**INSTRUCTIONS TO FOLLOW:** Write each record again exactly as it stands.

**GIVEN DATA:**
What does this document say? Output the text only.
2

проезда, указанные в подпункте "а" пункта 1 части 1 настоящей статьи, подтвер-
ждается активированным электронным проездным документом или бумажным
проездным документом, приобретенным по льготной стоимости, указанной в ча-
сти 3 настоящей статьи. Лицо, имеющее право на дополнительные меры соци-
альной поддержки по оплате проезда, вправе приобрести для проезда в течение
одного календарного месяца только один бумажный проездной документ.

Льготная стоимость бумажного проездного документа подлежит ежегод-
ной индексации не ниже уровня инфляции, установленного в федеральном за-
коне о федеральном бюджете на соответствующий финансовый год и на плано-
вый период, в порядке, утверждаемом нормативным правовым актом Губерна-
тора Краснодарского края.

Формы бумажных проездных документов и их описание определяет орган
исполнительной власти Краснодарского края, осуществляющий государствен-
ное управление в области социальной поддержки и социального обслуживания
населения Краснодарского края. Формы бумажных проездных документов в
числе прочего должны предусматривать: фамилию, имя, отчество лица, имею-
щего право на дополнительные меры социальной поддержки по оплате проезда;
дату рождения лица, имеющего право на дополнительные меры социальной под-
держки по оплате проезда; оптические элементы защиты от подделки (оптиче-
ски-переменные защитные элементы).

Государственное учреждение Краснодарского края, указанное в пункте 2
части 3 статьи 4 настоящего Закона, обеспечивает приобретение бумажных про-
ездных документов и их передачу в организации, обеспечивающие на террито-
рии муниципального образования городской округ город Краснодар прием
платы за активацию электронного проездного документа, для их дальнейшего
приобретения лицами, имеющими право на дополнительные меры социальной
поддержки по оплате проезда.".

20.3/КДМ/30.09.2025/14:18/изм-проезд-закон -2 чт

**SOLUTION TO THE EXERCISE:**
What does this document say? Output the text only.
2

проезда, указанные в подпункте "а" пункта 1 части 1 настоящей статьи, подтвер-
ждается активированным электронным проездным документом или бумажным
проездным документом, приобретенным по льготной стоимости, указанной в ча-
сти 3 настоящей статьи. Лицо, имеющее право на дополнительные меры соци-
альной поддержки по оплате проезда, вправе приобрести для проезда в течение
одного календарного месяца только один бумажный проездной документ.

Льготная стоимость бумажного проездного документа подлежит ежегод-
ной индексации не ниже уровня инфляции, установленного в федеральном за-
коне о федеральном бюджете на соответствующий финансовый год и на плано-
вый период, в порядке, утверждаемом нормативным правовым актом Губерна-
тора Краснодарского края.

Формы бумажных проездных документов и их описание определяет орган
исполнительной власти Краснодарского края, осуществляющий государствен-
ное управление в области социальной поддержки и социального обслуживания
населения Краснодарского края. Формы бумажных проездных документов в
числе прочего должны предусматривать: фамилию, имя, отчество лица, имею-
щего право на дополнительные меры социальной поддержки по оплате проезда;
дату рождения лица, имеющего право на дополнительные меры социальной под-
держки по оплате проезда; оптические элементы защиты от подделки (оптиче-
ски-переменные защитные элементы).

Государственное учреждение Краснодарского края, указанное в пункте 2
части 3 статьи 4 настоящего Закона, обеспечивает приобретение бумажных про-
ездных документов и их передачу в организации, обеспечивающие на террито-
рии муниципального образования городской округ город Краснодар прием
платы за активацию электронного проездного документа, для их дальнейшего
приобретения лицами, имеющими право на дополнительные меры социальной
поддержки по оплате проезда.".

20.3/КДМ/30.09.2025/14:18/изм-проезд-закон -2 чт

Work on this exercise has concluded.